Records for this exercise:
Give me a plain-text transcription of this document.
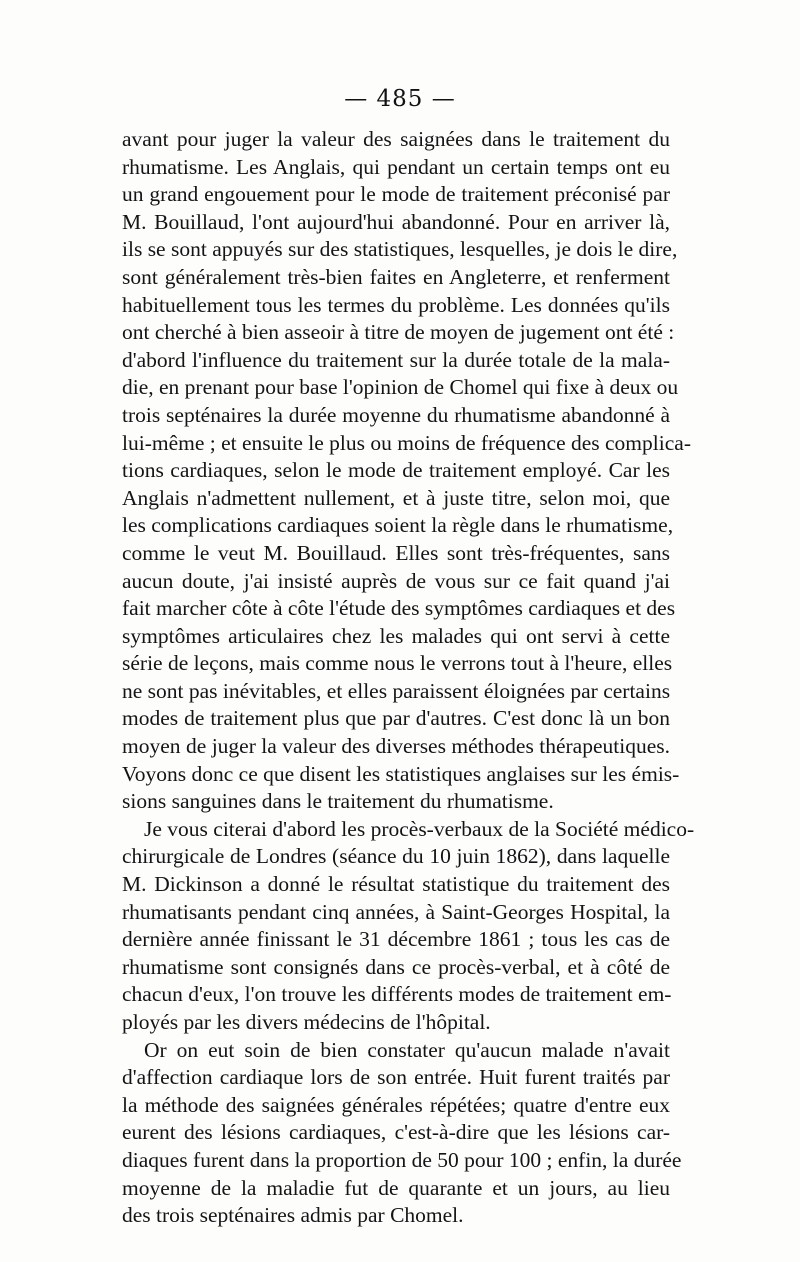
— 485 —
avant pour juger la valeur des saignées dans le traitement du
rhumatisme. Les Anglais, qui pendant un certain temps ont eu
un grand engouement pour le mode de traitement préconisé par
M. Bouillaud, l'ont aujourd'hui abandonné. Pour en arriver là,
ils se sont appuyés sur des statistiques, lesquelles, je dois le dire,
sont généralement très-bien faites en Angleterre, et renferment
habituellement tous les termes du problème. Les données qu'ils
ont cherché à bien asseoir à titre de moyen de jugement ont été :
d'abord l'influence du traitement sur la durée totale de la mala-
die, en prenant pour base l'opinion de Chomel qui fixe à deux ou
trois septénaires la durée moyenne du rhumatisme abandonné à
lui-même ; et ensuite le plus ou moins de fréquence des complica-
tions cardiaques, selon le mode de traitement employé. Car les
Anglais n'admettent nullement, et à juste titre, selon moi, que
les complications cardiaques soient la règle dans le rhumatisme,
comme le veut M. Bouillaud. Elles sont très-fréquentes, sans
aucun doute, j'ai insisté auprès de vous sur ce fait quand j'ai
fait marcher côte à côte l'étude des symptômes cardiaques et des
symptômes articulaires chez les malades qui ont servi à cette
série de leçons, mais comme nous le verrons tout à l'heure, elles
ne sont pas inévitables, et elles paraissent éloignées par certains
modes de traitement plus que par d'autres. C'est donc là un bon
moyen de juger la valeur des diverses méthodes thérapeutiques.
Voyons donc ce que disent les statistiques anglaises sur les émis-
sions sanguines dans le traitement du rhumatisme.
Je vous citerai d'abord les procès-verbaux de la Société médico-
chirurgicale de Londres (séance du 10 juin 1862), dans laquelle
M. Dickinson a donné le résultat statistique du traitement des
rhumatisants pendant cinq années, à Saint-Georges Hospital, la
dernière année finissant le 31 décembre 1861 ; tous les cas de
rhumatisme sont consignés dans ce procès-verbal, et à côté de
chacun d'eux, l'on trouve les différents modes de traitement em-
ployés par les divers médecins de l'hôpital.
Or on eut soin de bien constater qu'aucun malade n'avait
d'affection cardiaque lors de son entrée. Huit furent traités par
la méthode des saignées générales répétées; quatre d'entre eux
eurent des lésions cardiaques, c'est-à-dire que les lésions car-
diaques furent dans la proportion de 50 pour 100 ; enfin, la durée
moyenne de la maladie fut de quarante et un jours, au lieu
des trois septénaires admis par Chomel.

Work to do: Leave the pictures out and output the rest of the listing exactly.

Answer to the exercise:
Give me a plain-text transcription of this document.
— 485 —
avant pour juger la valeur des saignées dans le traitement du
rhumatisme. Les Anglais, qui pendant un certain temps ont eu
un grand engouement pour le mode de traitement préconisé par
M. Bouillaud, l'ont aujourd'hui abandonné. Pour en arriver là,
ils se sont appuyés sur des statistiques, lesquelles, je dois le dire,
sont généralement très-bien faites en Angleterre, et renferment
habituellement tous les termes du problème. Les données qu'ils
ont cherché à bien asseoir à titre de moyen de jugement ont été :
d'abord l'influence du traitement sur la durée totale de la mala-
die, en prenant pour base l'opinion de Chomel qui fixe à deux ou
trois septénaires la durée moyenne du rhumatisme abandonné à
lui-même ; et ensuite le plus ou moins de fréquence des complica-
tions cardiaques, selon le mode de traitement employé. Car les
Anglais n'admettent nullement, et à juste titre, selon moi, que
les complications cardiaques soient la règle dans le rhumatisme,
comme le veut M. Bouillaud. Elles sont très-fréquentes, sans
aucun doute, j'ai insisté auprès de vous sur ce fait quand j'ai
fait marcher côte à côte l'étude des symptômes cardiaques et des
symptômes articulaires chez les malades qui ont servi à cette
série de leçons, mais comme nous le verrons tout à l'heure, elles
ne sont pas inévitables, et elles paraissent éloignées par certains
modes de traitement plus que par d'autres. C'est donc là un bon
moyen de juger la valeur des diverses méthodes thérapeutiques.
Voyons donc ce que disent les statistiques anglaises sur les émis-
sions sanguines dans le traitement du rhumatisme.
Je vous citerai d'abord les procès-verbaux de la Société médico-
chirurgicale de Londres (séance du 10 juin 1862), dans laquelle
M. Dickinson a donné le résultat statistique du traitement des
rhumatisants pendant cinq années, à Saint-Georges Hospital, la
dernière année finissant le 31 décembre 1861 ; tous les cas de
rhumatisme sont consignés dans ce procès-verbal, et à côté de
chacun d'eux, l'on trouve les différents modes de traitement em-
ployés par les divers médecins de l'hôpital.
Or on eut soin de bien constater qu'aucun malade n'avait
d'affection cardiaque lors de son entrée. Huit furent traités par
la méthode des saignées générales répétées; quatre d'entre eux
eurent des lésions cardiaques, c'est-à-dire que les lésions car-
diaques furent dans la proportion de 50 pour 100 ; enfin, la durée
moyenne de la maladie fut de quarante et un jours, au lieu
des trois septénaires admis par Chomel.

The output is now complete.